Goal of the exercise = Reproduce the listing below exactly, minus its pictures.

Data for this task =
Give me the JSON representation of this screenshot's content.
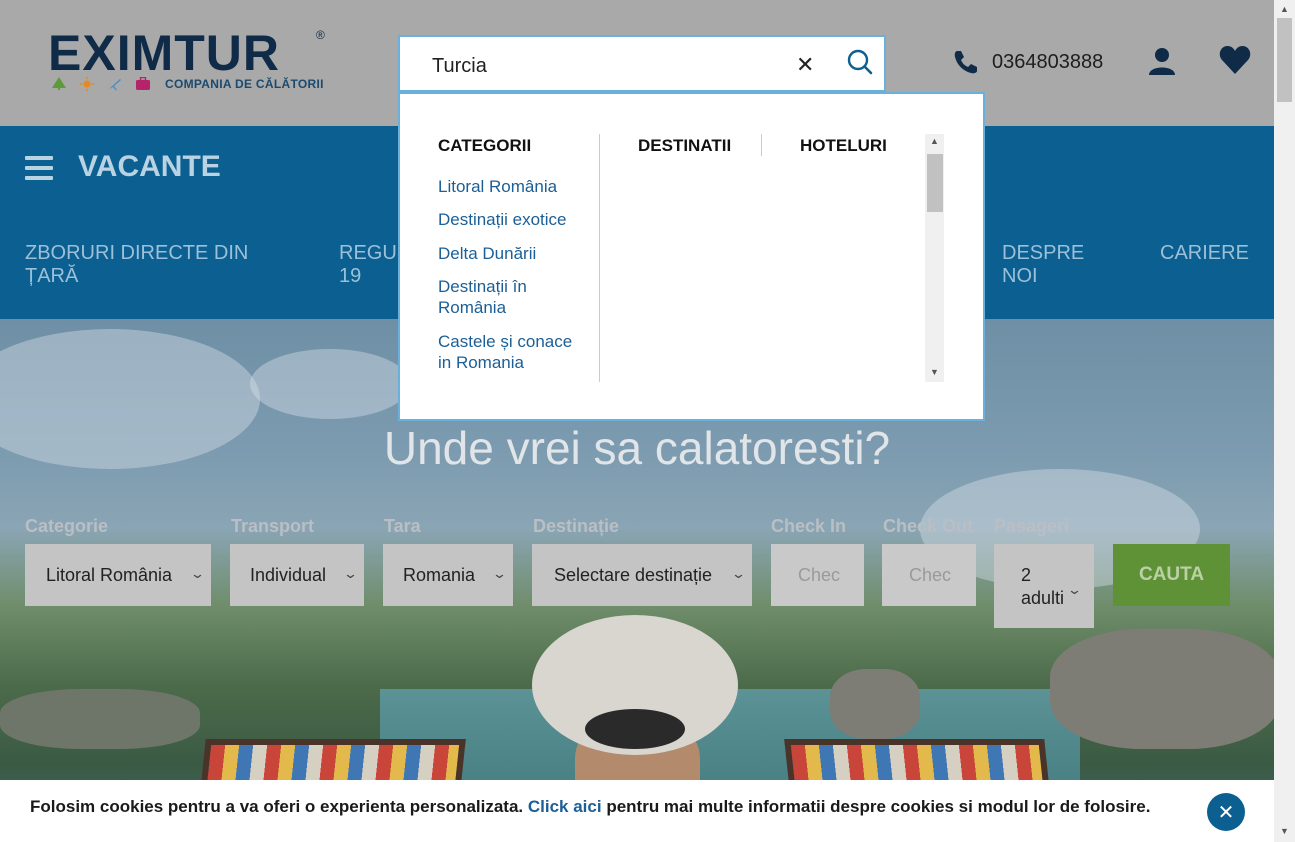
{
  "header": {
    "logo_text": "EXIMTUR",
    "logo_reg": "®",
    "logo_tagline": "COMPANIA DE CĂLĂTORII",
    "search_value": "Turcia",
    "clear_symbol": "✕",
    "phone": "0364803888",
    "icons": [
      "logo-tree-icon",
      "sun-icon",
      "plane-icon",
      "suitcase-icon",
      "search-icon",
      "phone-icon",
      "user-icon",
      "heart-icon"
    ]
  },
  "nav": {
    "menu_label": "VACANTE",
    "links": {
      "zboruri": "ZBORURI DIRECTE DIN ȚARĂ",
      "regu": "REGU",
      "regu2": "19",
      "despre": "DESPRE",
      "despre2": "NOI",
      "cariere": "CARIERE"
    }
  },
  "dropdown": {
    "col_categorii": "CATEGORII",
    "col_destinatii": "DESTINATII",
    "col_hoteluri": "HOTELURI",
    "categorii": [
      "Litoral România",
      "Destinații exotice",
      "Delta Dunării",
      "Destinații în",
      "România",
      "Castele și conace",
      "in Romania"
    ]
  },
  "hero": {
    "title": "Unde vrei sa calatoresti?"
  },
  "form": {
    "categorie_label": "Categorie",
    "categorie_value": "Litoral România",
    "transport_label": "Transport",
    "transport_value": "Individual",
    "tara_label": "Tara",
    "tara_value": "Romania",
    "destinatie_label": "Destinație",
    "destinatie_value": "Selectare destinație",
    "checkin_label": "Check In",
    "checkin_placeholder": "Chec",
    "checkout_label": "Check Out",
    "checkout_placeholder": "Chec",
    "pasageri_label": "Pasageri",
    "pasageri_value_1": "2",
    "pasageri_value_2": "adulti",
    "cauta_label": "CAUTA"
  },
  "cookie": {
    "text_before": "Folosim cookies pentru a va oferi o experienta personalizata. ",
    "link": "Click aici",
    "text_after": " pentru mai multe informatii despre cookies si modul lor de folosire.",
    "close_symbol": "✕"
  },
  "colors": {
    "header_bg": "#a9a9a9",
    "nav_bg": "#0b5f91",
    "brand_dark": "#0f2b47",
    "link_blue": "#1b5f96",
    "cauta_green": "#5f9237"
  }
}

Answer to this problem =
Give me the JSON representation of this screenshot's content.
{
  "header": {
    "logo_text": "EXIMTUR",
    "logo_reg": "®",
    "logo_tagline": "COMPANIA DE CĂLĂTORII",
    "search_value": "Turcia",
    "clear_symbol": "✕",
    "phone": "0364803888",
    "icons": [
      "logo-tree-icon",
      "sun-icon",
      "plane-icon",
      "suitcase-icon",
      "search-icon",
      "phone-icon",
      "user-icon",
      "heart-icon"
    ]
  },
  "nav": {
    "menu_label": "VACANTE",
    "links": {
      "zboruri": "ZBORURI DIRECTE DIN ȚARĂ",
      "regu": "REGU",
      "regu2": "19",
      "despre": "DESPRE",
      "despre2": "NOI",
      "cariere": "CARIERE"
    }
  },
  "dropdown": {
    "col_categorii": "CATEGORII",
    "col_destinatii": "DESTINATII",
    "col_hoteluri": "HOTELURI",
    "categorii": [
      "Litoral România",
      "Destinații exotice",
      "Delta Dunării",
      "Destinații în",
      "România",
      "Castele și conace",
      "in Romania"
    ]
  },
  "hero": {
    "title": "Unde vrei sa calatoresti?"
  },
  "form": {
    "categorie_label": "Categorie",
    "categorie_value": "Litoral România",
    "transport_label": "Transport",
    "transport_value": "Individual",
    "tara_label": "Tara",
    "tara_value": "Romania",
    "destinatie_label": "Destinație",
    "destinatie_value": "Selectare destinație",
    "checkin_label": "Check In",
    "checkin_placeholder": "Chec",
    "checkout_label": "Check Out",
    "checkout_placeholder": "Chec",
    "pasageri_label": "Pasageri",
    "pasageri_value_1": "2",
    "pasageri_value_2": "adulti",
    "cauta_label": "CAUTA"
  },
  "cookie": {
    "text_before": "Folosim cookies pentru a va oferi o experienta personalizata. ",
    "link": "Click aici",
    "text_after": " pentru mai multe informatii despre cookies si modul lor de folosire.",
    "close_symbol": "✕"
  },
  "colors": {
    "header_bg": "#a9a9a9",
    "nav_bg": "#0b5f91",
    "brand_dark": "#0f2b47",
    "link_blue": "#1b5f96",
    "cauta_green": "#5f9237"
  }
}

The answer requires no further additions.